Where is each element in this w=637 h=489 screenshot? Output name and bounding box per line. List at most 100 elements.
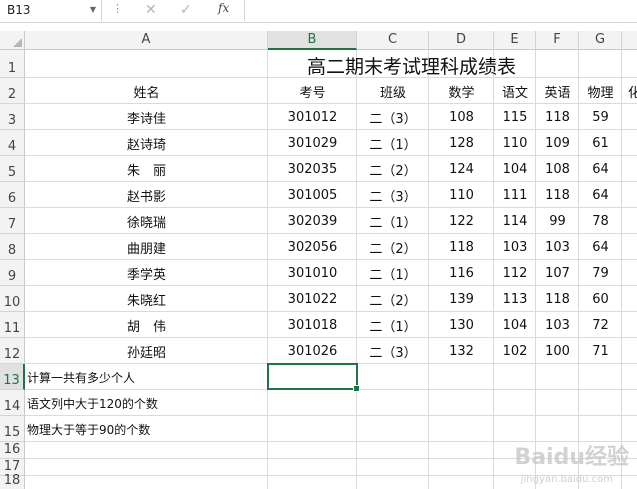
table-cell[interactable]: 二（3）	[357, 104, 429, 130]
table-cell[interactable]: 徐晓瑞	[25, 208, 268, 234]
table-cell[interactable]: 113	[494, 286, 536, 312]
table-cell[interactable]: 99	[536, 208, 579, 234]
column-header-b[interactable]: B	[268, 31, 357, 50]
table-cell[interactable]: 104	[494, 156, 536, 182]
table-cell[interactable]: 301029	[268, 130, 357, 156]
column-header-f[interactable]: F	[536, 31, 579, 50]
column-header-c[interactable]: C	[357, 31, 429, 50]
table-cell[interactable]: 118	[536, 286, 579, 312]
table-cell[interactable]: 104	[494, 312, 536, 338]
table-cell[interactable]: 301005	[268, 182, 357, 208]
row-header-9[interactable]: 9	[0, 260, 25, 286]
table-cell[interactable]: 孙廷昭	[25, 338, 268, 364]
table-cell[interactable]: 64	[579, 156, 622, 182]
table-cell[interactable]: 二（3）	[357, 338, 429, 364]
chevron-down-icon[interactable]: ▼	[90, 0, 96, 20]
table-cell[interactable]: 108	[429, 104, 494, 130]
table-cell[interactable]: 301022	[268, 286, 357, 312]
table-cell[interactable]: 59	[579, 104, 622, 130]
row-header-14[interactable]: 14	[0, 390, 25, 416]
table-cell[interactable]: 128	[429, 130, 494, 156]
table-cell[interactable]: 302039	[268, 208, 357, 234]
row-header-2[interactable]: 2	[0, 78, 25, 104]
row-header-10[interactable]: 10	[0, 286, 25, 312]
header-cell[interactable]: 考号	[268, 78, 357, 104]
table-cell[interactable]: 110	[494, 130, 536, 156]
question-physics-over-90[interactable]: 物理大于等于90的个数	[25, 416, 267, 442]
table-cell[interactable]: 301010	[268, 260, 357, 286]
table-cell[interactable]: 朱晓红	[25, 286, 268, 312]
column-header-h[interactable]	[622, 31, 637, 50]
table-cell[interactable]: 302035	[268, 156, 357, 182]
formula-input[interactable]	[250, 0, 630, 21]
table-cell[interactable]: 100	[536, 338, 579, 364]
table-cell[interactable]: 二（2）	[357, 234, 429, 260]
question-chinese-over-120[interactable]: 语文列中大于120的个数	[25, 390, 267, 416]
table-cell[interactable]: 301018	[268, 312, 357, 338]
row-header-13[interactable]: 13	[0, 364, 25, 390]
column-header-g[interactable]: G	[579, 31, 622, 50]
table-cell[interactable]: 116	[429, 260, 494, 286]
row-header-6[interactable]: 6	[0, 182, 25, 208]
question-count-people[interactable]: 计算一共有多少个人	[25, 364, 267, 390]
table-cell[interactable]: 朱 丽	[25, 156, 268, 182]
column-header-e[interactable]: E	[494, 31, 536, 50]
table-cell[interactable]: 108	[536, 156, 579, 182]
row-header-8[interactable]: 8	[0, 234, 25, 260]
header-cell[interactable]: 姓名	[25, 78, 268, 104]
column-header-d[interactable]: D	[429, 31, 494, 50]
table-cell[interactable]: 季学英	[25, 260, 268, 286]
table-cell[interactable]: 302056	[268, 234, 357, 260]
table-cell[interactable]: 107	[536, 260, 579, 286]
table-cell[interactable]: 赵诗琦	[25, 130, 268, 156]
table-cell[interactable]: 曲朋建	[25, 234, 268, 260]
table-cell[interactable]: 118	[429, 234, 494, 260]
table-cell[interactable]: 二（1）	[357, 312, 429, 338]
table-cell[interactable]: 64	[579, 234, 622, 260]
table-cell[interactable]: 78	[579, 208, 622, 234]
select-all-button[interactable]	[0, 31, 25, 50]
table-cell[interactable]: 122	[429, 208, 494, 234]
table-cell[interactable]: 109	[536, 130, 579, 156]
row-header-5[interactable]: 5	[0, 156, 25, 182]
enter-check-icon[interactable]: ✓	[180, 0, 192, 20]
table-cell[interactable]: 301026	[268, 338, 357, 364]
header-cell[interactable]: 英语	[536, 78, 579, 104]
table-cell[interactable]: 二（1）	[357, 130, 429, 156]
header-cell[interactable]: 化	[622, 78, 637, 104]
table-cell[interactable]: 114	[494, 208, 536, 234]
more-options-icon[interactable]: ⋮	[112, 2, 123, 15]
row-header-1[interactable]: 1	[0, 50, 25, 78]
table-cell[interactable]: 118	[536, 104, 579, 130]
table-cell[interactable]: 二（1）	[357, 260, 429, 286]
table-cell[interactable]: 胡 伟	[25, 312, 268, 338]
name-box[interactable]: B13 ▼	[0, 0, 102, 21]
table-cell[interactable]: 李诗佳	[25, 104, 268, 130]
table-cell[interactable]: 103	[536, 312, 579, 338]
header-cell[interactable]: 班级	[357, 78, 429, 104]
header-cell[interactable]: 数学	[429, 78, 494, 104]
table-cell[interactable]: 115	[494, 104, 536, 130]
table-cell[interactable]: 110	[429, 182, 494, 208]
table-cell[interactable]: 139	[429, 286, 494, 312]
table-cell[interactable]: 71	[579, 338, 622, 364]
column-header-a[interactable]: A	[25, 31, 268, 50]
selected-cell-b13[interactable]	[267, 363, 360, 392]
cancel-icon[interactable]: ✕	[145, 0, 157, 20]
row-header-4[interactable]: 4	[0, 130, 25, 156]
table-cell[interactable]: 二（2）	[357, 286, 429, 312]
table-cell[interactable]: 72	[579, 312, 622, 338]
table-cell[interactable]: 112	[494, 260, 536, 286]
row-header-7[interactable]: 7	[0, 208, 25, 234]
table-cell[interactable]: 79	[579, 260, 622, 286]
table-cell[interactable]: 132	[429, 338, 494, 364]
row-header-18[interactable]: 18	[0, 473, 25, 489]
table-cell[interactable]: 二（3）	[357, 182, 429, 208]
table-cell[interactable]: 64	[579, 182, 622, 208]
table-cell[interactable]: 103	[536, 234, 579, 260]
row-header-16[interactable]: 16	[0, 442, 25, 459]
table-cell[interactable]: 赵书影	[25, 182, 268, 208]
table-cell[interactable]: 102	[494, 338, 536, 364]
table-cell[interactable]: 60	[579, 286, 622, 312]
row-header-11[interactable]: 11	[0, 312, 25, 338]
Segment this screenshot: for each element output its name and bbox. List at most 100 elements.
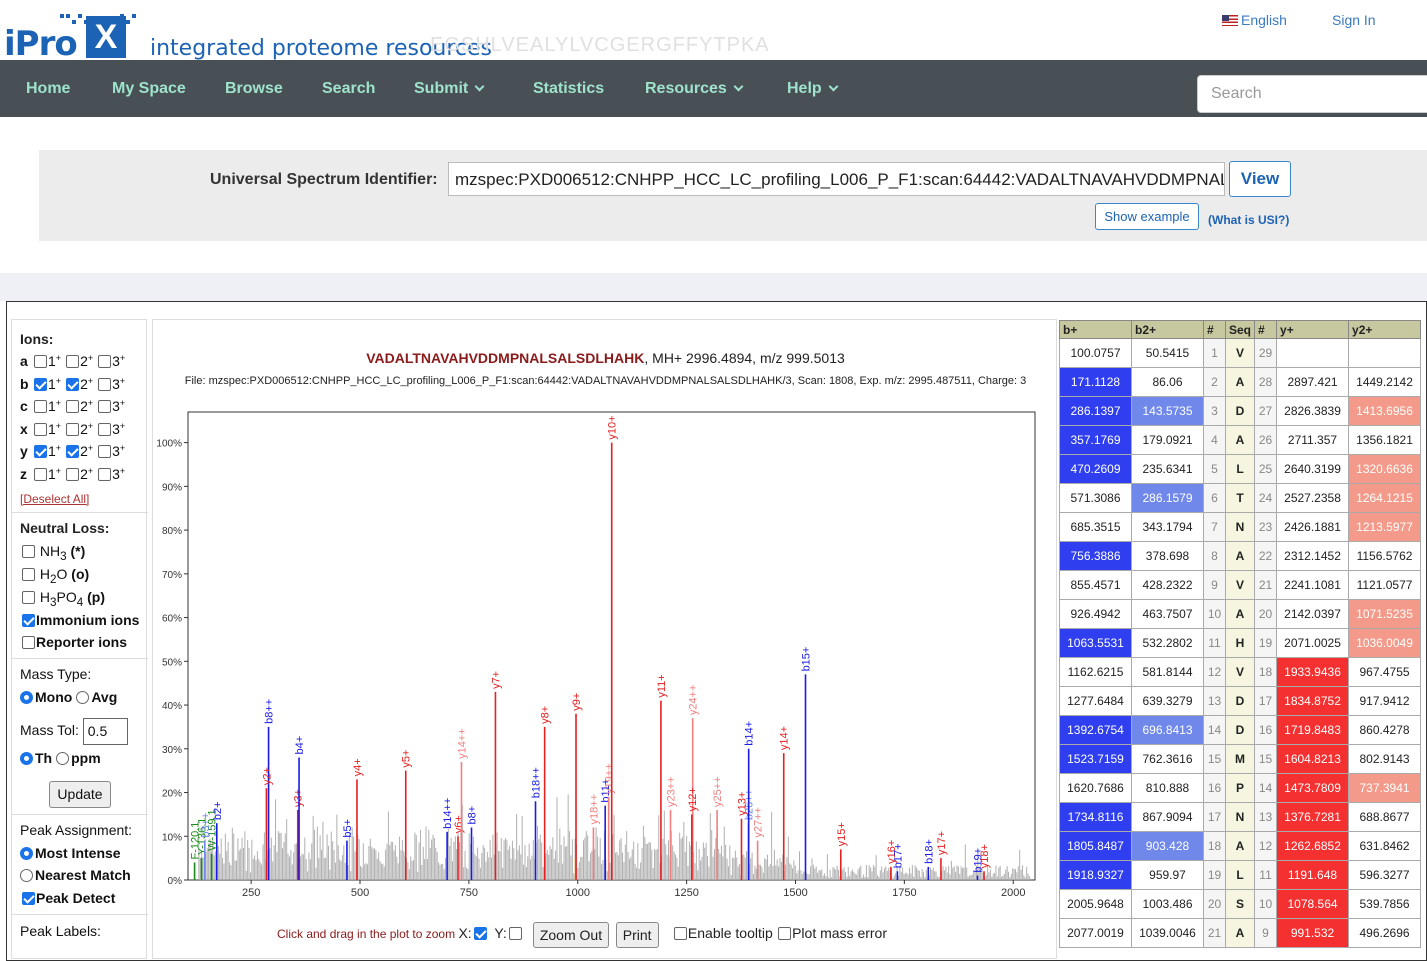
nav-help[interactable]: Help: [787, 80, 839, 98]
h2o-checkbox[interactable]: [22, 568, 35, 581]
peak-label: y27++: [753, 807, 765, 838]
y-tick-label: 90%: [162, 482, 182, 493]
spectrum-chart[interactable]: 0% 10% 20% 30% 40% 50% 60% 70% 80% 90% 100% 250 500 7…: [153, 400, 1058, 900]
plot-mass-error-label: Plot mass error: [792, 925, 888, 942]
charge-label: 1: [48, 353, 56, 369]
cell-y: 2826.3839: [1276, 396, 1350, 426]
zoom-y-checkbox[interactable]: [508, 927, 522, 941]
nav-home[interactable]: Home: [26, 80, 70, 98]
avg-radio[interactable]: [76, 691, 90, 704]
cell-m: 15: [1254, 744, 1278, 774]
charge-label: 2: [80, 465, 88, 482]
cell-y: 2897.421: [1276, 367, 1350, 397]
immonium-option[interactable]: Immonium ions: [20, 612, 139, 628]
ion-y-c1-checkbox[interactable]: [34, 445, 47, 458]
ion-x-c3-checkbox[interactable]: [98, 422, 112, 436]
language-switch[interactable]: English: [1222, 12, 1287, 28]
ion-a-c2-checkbox[interactable]: [66, 355, 80, 368]
mono-label: Mono: [35, 689, 73, 705]
col-b2: b2+: [1131, 320, 1204, 339]
peak-detect-checkbox[interactable]: [22, 892, 35, 905]
nav-my-space[interactable]: My Space: [112, 80, 186, 98]
th-radio[interactable]: [20, 752, 33, 765]
peak-label: b5+: [342, 819, 354, 838]
usi-input[interactable]: mzspec:PXD006512:CNHPP_HCC_LC_profiling_…: [448, 162, 1225, 196]
cell-y: 1473.7809: [1276, 773, 1350, 803]
cell-y2: 802.9143: [1348, 744, 1422, 774]
col-y2: y2+: [1348, 320, 1422, 339]
table-row: 1277.6484 639.3279 13 D 17 1834.8752 917.9412: [1059, 686, 1422, 716]
table-row: 926.4942 463.7507 10 A 20 2142.0397 1071.5235: [1059, 599, 1422, 629]
ion-z-c2-checkbox[interactable]: [66, 467, 80, 481]
mass-tol-input[interactable]: 0.5: [82, 718, 128, 745]
cell-n: 10: [1203, 599, 1226, 629]
cell-b2: 286.1579: [1131, 483, 1204, 513]
y-tick-label: 30%: [162, 745, 182, 756]
mass-tol-label: Mass Tol:: [20, 722, 79, 739]
zoom-out-button[interactable]: Zoom Out: [532, 922, 610, 948]
cell-y: 2312.1452: [1276, 541, 1350, 571]
nearest-match-radio[interactable]: [20, 869, 33, 882]
plot-mass-error-checkbox[interactable]: [778, 927, 792, 941]
ion-y-c3-checkbox[interactable]: [98, 445, 112, 458]
reporter-checkbox[interactable]: [22, 636, 35, 649]
ion-z-c1-checkbox[interactable]: [34, 467, 47, 481]
most-intense-radio[interactable]: [20, 847, 33, 860]
zoom-x-checkbox[interactable]: [473, 927, 487, 941]
table-header-row: b+ b2+ # Seq # y+ y2+: [1059, 320, 1422, 339]
cell-b: 1523.7159: [1059, 744, 1132, 774]
ion-b-c3-checkbox[interactable]: [98, 377, 112, 391]
sign-in-link[interactable]: Sign In: [1332, 12, 1376, 28]
enable-tooltip-checkbox[interactable]: [673, 927, 687, 941]
nav-resources[interactable]: Resources: [645, 80, 744, 98]
cell-b: 2005.9648: [1059, 889, 1132, 919]
cell-y2: 1036.0049: [1348, 628, 1422, 658]
view-button[interactable]: View: [1229, 161, 1291, 197]
nav-submit[interactable]: Submit: [414, 80, 485, 98]
table-row: 756.3886 378.698 8 A 22 2312.1452 1156.5762: [1059, 541, 1422, 571]
deselect-all-link[interactable]: [Deselect All]: [20, 492, 89, 506]
h3po4-checkbox[interactable]: [22, 591, 35, 604]
ion-x-c2-checkbox[interactable]: [66, 422, 80, 436]
most-intense-option[interactable]: Most Intense: [20, 845, 121, 861]
reporter-option[interactable]: Reporter ions: [20, 634, 127, 650]
mono-radio[interactable]: [20, 691, 33, 704]
neutral-loss-h3po4[interactable]: H3PO4 (p): [20, 589, 105, 609]
cell-aa: T: [1224, 483, 1256, 513]
cell-n: 18: [1203, 831, 1226, 861]
nav-statistics[interactable]: Statistics: [533, 80, 604, 98]
charge-label: 1: [48, 465, 56, 482]
nav-search[interactable]: Search: [322, 80, 375, 98]
immonium-checkbox[interactable]: [22, 614, 35, 627]
y-tick-label: 60%: [162, 614, 182, 625]
ion-c-c2-checkbox[interactable]: [66, 400, 80, 413]
cell-m: 17: [1254, 686, 1278, 716]
ion-a-c3-checkbox[interactable]: [98, 355, 112, 368]
ion-y-c2-checkbox[interactable]: [66, 445, 80, 458]
what-is-usi-link[interactable]: (What is USI?): [1208, 213, 1289, 227]
ppm-radio[interactable]: [56, 752, 70, 765]
neutral-loss-h2o[interactable]: H2O (o): [20, 566, 89, 586]
show-example-button[interactable]: Show example: [1095, 203, 1199, 230]
peak-detect-option[interactable]: Peak Detect: [20, 890, 115, 906]
cell-y2: 496.2696: [1348, 918, 1422, 948]
cell-aa: D: [1224, 396, 1256, 426]
ion-c-c3-checkbox[interactable]: [98, 400, 112, 413]
neutral-loss-nh3[interactable]: NH3 (*): [20, 543, 85, 563]
ion-x-c1-checkbox[interactable]: [34, 422, 47, 436]
global-search-input[interactable]: Search: [1197, 75, 1427, 113]
print-button[interactable]: Print: [615, 922, 659, 948]
update-button[interactable]: Update: [49, 781, 111, 808]
ion-z-c3-checkbox[interactable]: [98, 467, 112, 481]
ion-b-c1-checkbox[interactable]: [34, 377, 47, 391]
ion-c-c1-checkbox[interactable]: [34, 400, 47, 413]
nav-browse[interactable]: Browse: [225, 80, 283, 98]
ion-b-c2-checkbox[interactable]: [66, 377, 80, 391]
cell-b: 1392.6754: [1059, 715, 1132, 745]
peak-label: y24++: [688, 685, 700, 716]
nh3-checkbox[interactable]: [22, 545, 35, 558]
ion-a-c1-checkbox[interactable]: [34, 355, 47, 368]
nearest-match-option[interactable]: Nearest Match: [20, 867, 131, 883]
zoom-x-label: X:: [458, 925, 472, 942]
precursor-info: , MH+ 2996.4894, m/z 999.5013: [644, 350, 845, 366]
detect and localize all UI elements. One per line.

**WHAT YOU WILL DO**
Replace "table-cell" with "grid-cell" in everything from the listing line containing "104, 429, 130]" down to the line containing "260, 25, 286]". Output only those lines, with all other text left unchanged.

**COMPLETE ANSWER**
grid-cell[interactable]: 二（3）	[357, 104, 429, 130]
grid-cell[interactable]: 徐晓瑞	[25, 208, 268, 234]
grid-cell[interactable]: 113	[494, 286, 536, 312]
grid-cell[interactable]: 99	[536, 208, 579, 234]
column-header-b[interactable]: B	[268, 31, 357, 50]
grid-cell[interactable]: 104	[494, 156, 536, 182]
grid-cell[interactable]: 301029	[268, 130, 357, 156]
column-header-f[interactable]: F	[536, 31, 579, 50]
column-header-c[interactable]: C	[357, 31, 429, 50]
grid-cell[interactable]: 118	[536, 286, 579, 312]
grid-cell[interactable]: 104	[494, 312, 536, 338]
grid-cell[interactable]: 301005	[268, 182, 357, 208]
row-header-9[interactable]: 9	[0, 260, 25, 286]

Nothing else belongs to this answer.